**Stated goal**:
Rewrite each listing with every occurrence of "elements" changed to "items" and all other text left as it is. Leave the pictures out of your answer.

------------------------------------------------------------------------

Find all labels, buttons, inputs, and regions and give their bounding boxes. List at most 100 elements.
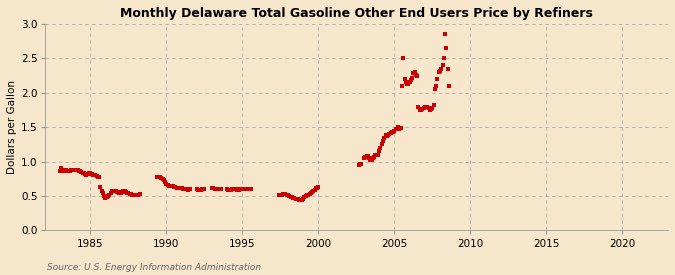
Point: [308, 189, 319, 193]
Point: [208, 186, 219, 191]
Point: [181, 187, 192, 191]
Point: [394, 126, 405, 131]
Point: [383, 133, 394, 138]
Point: [95, 185, 106, 189]
Point: [403, 82, 414, 86]
Point: [88, 173, 99, 178]
Point: [431, 84, 441, 88]
Point: [313, 185, 324, 189]
Point: [185, 187, 196, 191]
Point: [160, 180, 171, 185]
Point: [76, 170, 87, 174]
Point: [242, 187, 252, 191]
Point: [387, 130, 398, 134]
Point: [280, 192, 291, 196]
Point: [374, 149, 385, 153]
Point: [90, 173, 101, 178]
Point: [402, 82, 412, 87]
Point: [279, 192, 290, 196]
Point: [161, 182, 171, 186]
Point: [199, 187, 210, 191]
Point: [215, 187, 226, 191]
Point: [300, 194, 311, 198]
Point: [292, 197, 302, 201]
Point: [176, 186, 187, 191]
Point: [130, 193, 141, 197]
Point: [302, 193, 313, 197]
Point: [238, 187, 249, 191]
Point: [303, 192, 314, 197]
Point: [373, 153, 383, 157]
Point: [377, 139, 388, 143]
Point: [288, 196, 298, 200]
Point: [380, 133, 391, 138]
Point: [157, 177, 168, 181]
Point: [237, 187, 248, 191]
Point: [124, 192, 135, 196]
Point: [432, 77, 443, 81]
Point: [274, 192, 285, 197]
Point: [198, 187, 209, 191]
Point: [178, 187, 188, 191]
Point: [399, 77, 410, 81]
Point: [361, 154, 372, 158]
Point: [99, 194, 109, 198]
Point: [179, 187, 190, 191]
Point: [293, 197, 304, 202]
Point: [82, 172, 93, 176]
Point: [310, 186, 321, 191]
Point: [156, 176, 167, 180]
Point: [294, 198, 304, 202]
Point: [384, 132, 395, 136]
Point: [62, 168, 73, 173]
Point: [414, 108, 425, 112]
Point: [171, 186, 182, 190]
Point: [230, 187, 240, 191]
Point: [281, 192, 292, 197]
Point: [120, 190, 131, 194]
Point: [234, 187, 245, 191]
Point: [426, 107, 437, 111]
Title: Monthly Delaware Total Gasoline Other End Users Price by Refiners: Monthly Delaware Total Gasoline Other En…: [120, 7, 593, 20]
Point: [169, 185, 180, 189]
Point: [100, 196, 111, 200]
Point: [59, 168, 70, 172]
Point: [224, 188, 235, 192]
Point: [103, 194, 113, 198]
Point: [358, 156, 369, 160]
Point: [213, 187, 223, 191]
Point: [225, 188, 236, 192]
Point: [295, 198, 306, 202]
Point: [97, 189, 107, 193]
Point: [412, 73, 423, 78]
Point: [419, 104, 430, 109]
Point: [306, 190, 317, 194]
Point: [97, 190, 108, 195]
Point: [159, 178, 169, 182]
Point: [58, 168, 69, 173]
Point: [400, 80, 411, 85]
Point: [304, 192, 315, 196]
Point: [55, 168, 65, 173]
Point: [233, 188, 244, 192]
Point: [57, 168, 68, 172]
Point: [114, 190, 125, 195]
Point: [404, 80, 415, 85]
Point: [196, 187, 207, 191]
Point: [162, 183, 173, 187]
Point: [370, 153, 381, 158]
Point: [286, 195, 297, 200]
Point: [437, 63, 448, 67]
Point: [381, 134, 392, 138]
Point: [115, 190, 126, 195]
Point: [155, 175, 165, 180]
Point: [398, 56, 408, 60]
Point: [75, 169, 86, 174]
Point: [227, 187, 238, 191]
Point: [309, 188, 320, 192]
Point: [366, 157, 377, 162]
Point: [290, 197, 301, 201]
Point: [377, 142, 387, 147]
Point: [172, 186, 183, 190]
Point: [104, 192, 115, 197]
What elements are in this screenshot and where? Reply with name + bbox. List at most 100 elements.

------------------------------------------------------------------------

**Task output**:
Find all labels, buttons, inputs, and regions and give their bounding boxes. List at most 100 items.
Point: [308, 189, 319, 193]
Point: [208, 186, 219, 191]
Point: [181, 187, 192, 191]
Point: [394, 126, 405, 131]
Point: [383, 133, 394, 138]
Point: [95, 185, 106, 189]
Point: [403, 82, 414, 86]
Point: [88, 173, 99, 178]
Point: [431, 84, 441, 88]
Point: [313, 185, 324, 189]
Point: [185, 187, 196, 191]
Point: [160, 180, 171, 185]
Point: [76, 170, 87, 174]
Point: [242, 187, 252, 191]
Point: [387, 130, 398, 134]
Point: [280, 192, 291, 196]
Point: [374, 149, 385, 153]
Point: [90, 173, 101, 178]
Point: [402, 82, 412, 87]
Point: [279, 192, 290, 196]
Point: [161, 182, 171, 186]
Point: [199, 187, 210, 191]
Point: [215, 187, 226, 191]
Point: [300, 194, 311, 198]
Point: [292, 197, 302, 201]
Point: [176, 186, 187, 191]
Point: [130, 193, 141, 197]
Point: [302, 193, 313, 197]
Point: [238, 187, 249, 191]
Point: [303, 192, 314, 197]
Point: [373, 153, 383, 157]
Point: [377, 139, 388, 143]
Point: [288, 196, 298, 200]
Point: [380, 133, 391, 138]
Point: [157, 177, 168, 181]
Point: [237, 187, 248, 191]
Point: [124, 192, 135, 196]
Point: [432, 77, 443, 81]
Point: [274, 192, 285, 197]
Point: [198, 187, 209, 191]
Point: [178, 187, 188, 191]
Point: [399, 77, 410, 81]
Point: [361, 154, 372, 158]
Point: [99, 194, 109, 198]
Point: [179, 187, 190, 191]
Point: [293, 197, 304, 202]
Point: [82, 172, 93, 176]
Point: [310, 186, 321, 191]
Point: [156, 176, 167, 180]
Point: [294, 198, 304, 202]
Point: [384, 132, 395, 136]
Point: [62, 168, 73, 173]
Point: [414, 108, 425, 112]
Point: [171, 186, 182, 190]
Point: [230, 187, 240, 191]
Point: [281, 192, 292, 197]
Point: [120, 190, 131, 194]
Point: [234, 187, 245, 191]
Point: [426, 107, 437, 111]
Title: Monthly Delaware Total Gasoline Other End Users Price by Refiners: Monthly Delaware Total Gasoline Other En…: [120, 7, 593, 20]
Point: [169, 185, 180, 189]
Point: [100, 196, 111, 200]
Point: [59, 168, 70, 172]
Point: [224, 188, 235, 192]
Point: [103, 194, 113, 198]
Point: [358, 156, 369, 160]
Point: [213, 187, 223, 191]
Point: [225, 188, 236, 192]
Point: [295, 198, 306, 202]
Point: [97, 189, 107, 193]
Point: [412, 73, 423, 78]
Point: [419, 104, 430, 109]
Point: [306, 190, 317, 194]
Point: [97, 190, 108, 195]
Point: [159, 178, 169, 182]
Point: [58, 168, 69, 173]
Point: [400, 80, 411, 85]
Point: [304, 192, 315, 196]
Point: [55, 168, 65, 173]
Point: [233, 188, 244, 192]
Point: [57, 168, 68, 172]
Point: [114, 190, 125, 195]
Point: [404, 80, 415, 85]
Point: [196, 187, 207, 191]
Point: [162, 183, 173, 187]
Point: [370, 153, 381, 158]
Point: [286, 195, 297, 200]
Point: [437, 63, 448, 67]
Point: [381, 134, 392, 138]
Point: [115, 190, 126, 195]
Point: [155, 175, 165, 180]
Point: [398, 56, 408, 60]
Point: [75, 169, 86, 174]
Point: [227, 187, 238, 191]
Point: [309, 188, 320, 192]
Point: [366, 157, 377, 162]
Point: [290, 197, 301, 201]
Point: [377, 142, 387, 147]
Point: [172, 186, 183, 190]
Point: [104, 192, 115, 197]
What items are in this screenshot and where? Reply with name + bbox. List at most 100 items.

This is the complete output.